YOUR GOAL: Scan the lines below for the word "brazo". Copy each line you find it in.

BEGIN DATASET

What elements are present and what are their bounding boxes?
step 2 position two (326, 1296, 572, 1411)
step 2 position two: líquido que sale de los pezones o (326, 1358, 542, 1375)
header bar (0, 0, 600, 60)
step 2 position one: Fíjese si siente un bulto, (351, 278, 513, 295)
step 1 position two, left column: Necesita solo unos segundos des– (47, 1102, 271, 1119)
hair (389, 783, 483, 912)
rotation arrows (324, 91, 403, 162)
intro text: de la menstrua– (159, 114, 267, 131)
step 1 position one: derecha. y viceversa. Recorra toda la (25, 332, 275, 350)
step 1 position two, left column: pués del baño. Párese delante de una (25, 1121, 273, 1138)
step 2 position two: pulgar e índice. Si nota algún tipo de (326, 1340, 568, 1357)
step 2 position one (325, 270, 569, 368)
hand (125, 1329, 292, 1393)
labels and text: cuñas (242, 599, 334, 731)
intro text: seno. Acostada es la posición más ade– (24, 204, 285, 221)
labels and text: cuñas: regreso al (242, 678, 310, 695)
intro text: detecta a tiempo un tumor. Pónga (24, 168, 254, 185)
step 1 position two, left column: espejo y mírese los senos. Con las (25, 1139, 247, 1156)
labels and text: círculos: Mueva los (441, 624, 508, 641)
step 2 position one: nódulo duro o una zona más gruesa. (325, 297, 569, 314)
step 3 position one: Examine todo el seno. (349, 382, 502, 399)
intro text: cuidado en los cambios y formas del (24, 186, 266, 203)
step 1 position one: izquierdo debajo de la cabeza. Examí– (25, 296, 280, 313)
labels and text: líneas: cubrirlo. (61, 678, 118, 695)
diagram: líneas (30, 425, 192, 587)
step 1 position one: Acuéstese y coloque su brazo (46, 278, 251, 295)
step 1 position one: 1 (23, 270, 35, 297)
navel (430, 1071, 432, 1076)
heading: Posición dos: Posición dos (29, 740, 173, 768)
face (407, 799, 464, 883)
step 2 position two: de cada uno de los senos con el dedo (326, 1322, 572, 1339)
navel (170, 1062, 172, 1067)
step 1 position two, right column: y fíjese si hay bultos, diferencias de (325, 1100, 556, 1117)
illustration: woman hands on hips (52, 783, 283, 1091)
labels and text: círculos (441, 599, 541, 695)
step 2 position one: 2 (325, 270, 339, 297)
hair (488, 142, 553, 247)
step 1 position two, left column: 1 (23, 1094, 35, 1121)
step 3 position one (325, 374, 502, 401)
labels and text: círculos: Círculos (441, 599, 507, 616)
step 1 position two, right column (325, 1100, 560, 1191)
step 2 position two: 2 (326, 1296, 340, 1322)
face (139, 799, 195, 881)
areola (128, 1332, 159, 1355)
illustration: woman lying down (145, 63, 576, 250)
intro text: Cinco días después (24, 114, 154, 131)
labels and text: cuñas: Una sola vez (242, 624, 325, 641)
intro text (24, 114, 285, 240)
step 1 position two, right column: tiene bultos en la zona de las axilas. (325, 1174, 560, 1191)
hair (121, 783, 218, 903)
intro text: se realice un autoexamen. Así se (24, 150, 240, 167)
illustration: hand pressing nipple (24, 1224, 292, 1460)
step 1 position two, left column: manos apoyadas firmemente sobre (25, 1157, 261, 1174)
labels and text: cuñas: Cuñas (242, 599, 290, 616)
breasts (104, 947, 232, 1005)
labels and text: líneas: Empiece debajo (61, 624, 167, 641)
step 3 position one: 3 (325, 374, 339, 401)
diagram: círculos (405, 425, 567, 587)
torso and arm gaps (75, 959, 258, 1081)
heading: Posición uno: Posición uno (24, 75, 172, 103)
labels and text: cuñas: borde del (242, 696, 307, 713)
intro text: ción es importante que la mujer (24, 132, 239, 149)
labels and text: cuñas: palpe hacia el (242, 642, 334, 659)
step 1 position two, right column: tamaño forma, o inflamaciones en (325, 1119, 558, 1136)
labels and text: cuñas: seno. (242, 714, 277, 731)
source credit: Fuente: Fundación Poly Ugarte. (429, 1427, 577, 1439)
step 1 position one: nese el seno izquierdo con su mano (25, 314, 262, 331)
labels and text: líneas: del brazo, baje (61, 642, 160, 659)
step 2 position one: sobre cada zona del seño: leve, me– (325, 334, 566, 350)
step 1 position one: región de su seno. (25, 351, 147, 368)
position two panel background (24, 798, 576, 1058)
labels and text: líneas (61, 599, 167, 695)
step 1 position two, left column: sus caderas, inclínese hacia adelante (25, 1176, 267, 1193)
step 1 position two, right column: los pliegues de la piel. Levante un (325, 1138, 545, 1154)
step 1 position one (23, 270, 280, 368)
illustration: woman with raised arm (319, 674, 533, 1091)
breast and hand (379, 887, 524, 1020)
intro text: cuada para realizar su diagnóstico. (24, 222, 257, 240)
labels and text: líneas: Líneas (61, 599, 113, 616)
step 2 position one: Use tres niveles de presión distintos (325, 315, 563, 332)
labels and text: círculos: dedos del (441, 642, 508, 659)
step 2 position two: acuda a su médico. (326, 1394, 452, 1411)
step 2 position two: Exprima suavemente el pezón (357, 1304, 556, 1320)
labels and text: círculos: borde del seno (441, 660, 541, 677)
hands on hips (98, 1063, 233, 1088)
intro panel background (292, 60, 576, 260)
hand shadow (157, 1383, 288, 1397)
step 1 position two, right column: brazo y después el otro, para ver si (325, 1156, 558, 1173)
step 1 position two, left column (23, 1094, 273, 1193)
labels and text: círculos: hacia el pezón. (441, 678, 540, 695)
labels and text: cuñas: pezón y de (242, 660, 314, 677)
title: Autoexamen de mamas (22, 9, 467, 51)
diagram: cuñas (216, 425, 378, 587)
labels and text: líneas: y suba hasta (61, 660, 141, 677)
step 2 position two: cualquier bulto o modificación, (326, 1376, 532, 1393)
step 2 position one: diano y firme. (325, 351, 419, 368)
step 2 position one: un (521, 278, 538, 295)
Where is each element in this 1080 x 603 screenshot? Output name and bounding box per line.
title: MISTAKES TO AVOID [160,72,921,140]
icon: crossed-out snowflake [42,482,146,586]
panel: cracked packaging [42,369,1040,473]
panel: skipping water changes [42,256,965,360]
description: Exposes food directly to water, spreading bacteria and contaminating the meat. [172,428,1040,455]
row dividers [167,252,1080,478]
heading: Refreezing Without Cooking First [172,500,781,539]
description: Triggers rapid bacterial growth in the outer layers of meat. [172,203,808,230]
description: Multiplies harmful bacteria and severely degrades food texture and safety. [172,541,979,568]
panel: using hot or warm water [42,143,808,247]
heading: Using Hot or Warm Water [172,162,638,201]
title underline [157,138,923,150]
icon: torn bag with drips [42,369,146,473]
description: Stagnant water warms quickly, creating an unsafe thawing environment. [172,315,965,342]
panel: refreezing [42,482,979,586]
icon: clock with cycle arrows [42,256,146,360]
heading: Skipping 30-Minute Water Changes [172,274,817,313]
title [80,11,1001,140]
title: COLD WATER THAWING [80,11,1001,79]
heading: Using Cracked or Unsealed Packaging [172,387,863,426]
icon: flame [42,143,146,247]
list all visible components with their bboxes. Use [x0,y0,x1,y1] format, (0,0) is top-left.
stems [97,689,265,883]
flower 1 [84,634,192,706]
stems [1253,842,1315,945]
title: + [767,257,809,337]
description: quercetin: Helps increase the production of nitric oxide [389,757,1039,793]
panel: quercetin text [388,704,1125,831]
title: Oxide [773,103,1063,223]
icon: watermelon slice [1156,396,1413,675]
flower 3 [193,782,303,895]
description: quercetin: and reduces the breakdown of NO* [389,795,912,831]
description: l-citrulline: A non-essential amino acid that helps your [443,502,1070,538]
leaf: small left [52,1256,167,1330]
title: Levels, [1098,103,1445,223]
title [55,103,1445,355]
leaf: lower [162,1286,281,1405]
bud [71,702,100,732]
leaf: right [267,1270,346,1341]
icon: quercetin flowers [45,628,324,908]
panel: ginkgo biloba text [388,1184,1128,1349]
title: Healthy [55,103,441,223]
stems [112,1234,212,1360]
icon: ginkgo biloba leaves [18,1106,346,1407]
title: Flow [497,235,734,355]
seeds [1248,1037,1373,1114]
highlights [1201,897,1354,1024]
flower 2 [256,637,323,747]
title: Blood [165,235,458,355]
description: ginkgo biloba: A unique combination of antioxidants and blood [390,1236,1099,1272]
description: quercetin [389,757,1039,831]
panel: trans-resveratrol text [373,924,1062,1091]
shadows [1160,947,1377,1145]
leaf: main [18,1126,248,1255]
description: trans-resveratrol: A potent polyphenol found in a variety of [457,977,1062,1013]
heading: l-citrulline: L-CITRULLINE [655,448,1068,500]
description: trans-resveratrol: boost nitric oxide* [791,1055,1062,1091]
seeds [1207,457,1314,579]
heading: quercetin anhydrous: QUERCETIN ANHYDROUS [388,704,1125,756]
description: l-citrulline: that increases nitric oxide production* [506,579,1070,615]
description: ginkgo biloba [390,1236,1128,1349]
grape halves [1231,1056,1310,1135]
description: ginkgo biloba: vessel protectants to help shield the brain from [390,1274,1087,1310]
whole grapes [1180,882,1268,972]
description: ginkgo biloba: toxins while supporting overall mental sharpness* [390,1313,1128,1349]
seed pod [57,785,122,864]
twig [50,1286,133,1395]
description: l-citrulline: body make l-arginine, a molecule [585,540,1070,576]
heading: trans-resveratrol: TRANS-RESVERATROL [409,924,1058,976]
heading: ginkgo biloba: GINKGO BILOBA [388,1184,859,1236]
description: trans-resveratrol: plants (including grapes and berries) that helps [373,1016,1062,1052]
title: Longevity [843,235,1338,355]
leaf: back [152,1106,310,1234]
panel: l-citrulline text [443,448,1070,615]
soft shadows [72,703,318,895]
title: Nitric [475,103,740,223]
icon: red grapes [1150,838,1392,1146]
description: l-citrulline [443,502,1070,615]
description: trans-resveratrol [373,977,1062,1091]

END DATASET

SOLVED EXERCISE:
step 1 position one: Acuéstese y coloque su brazo (46, 278, 251, 295)
labels and text: líneas: del brazo, baje (61, 642, 160, 659)
step 1 position two, right column: brazo y después el otro, para ver si (325, 1156, 558, 1173)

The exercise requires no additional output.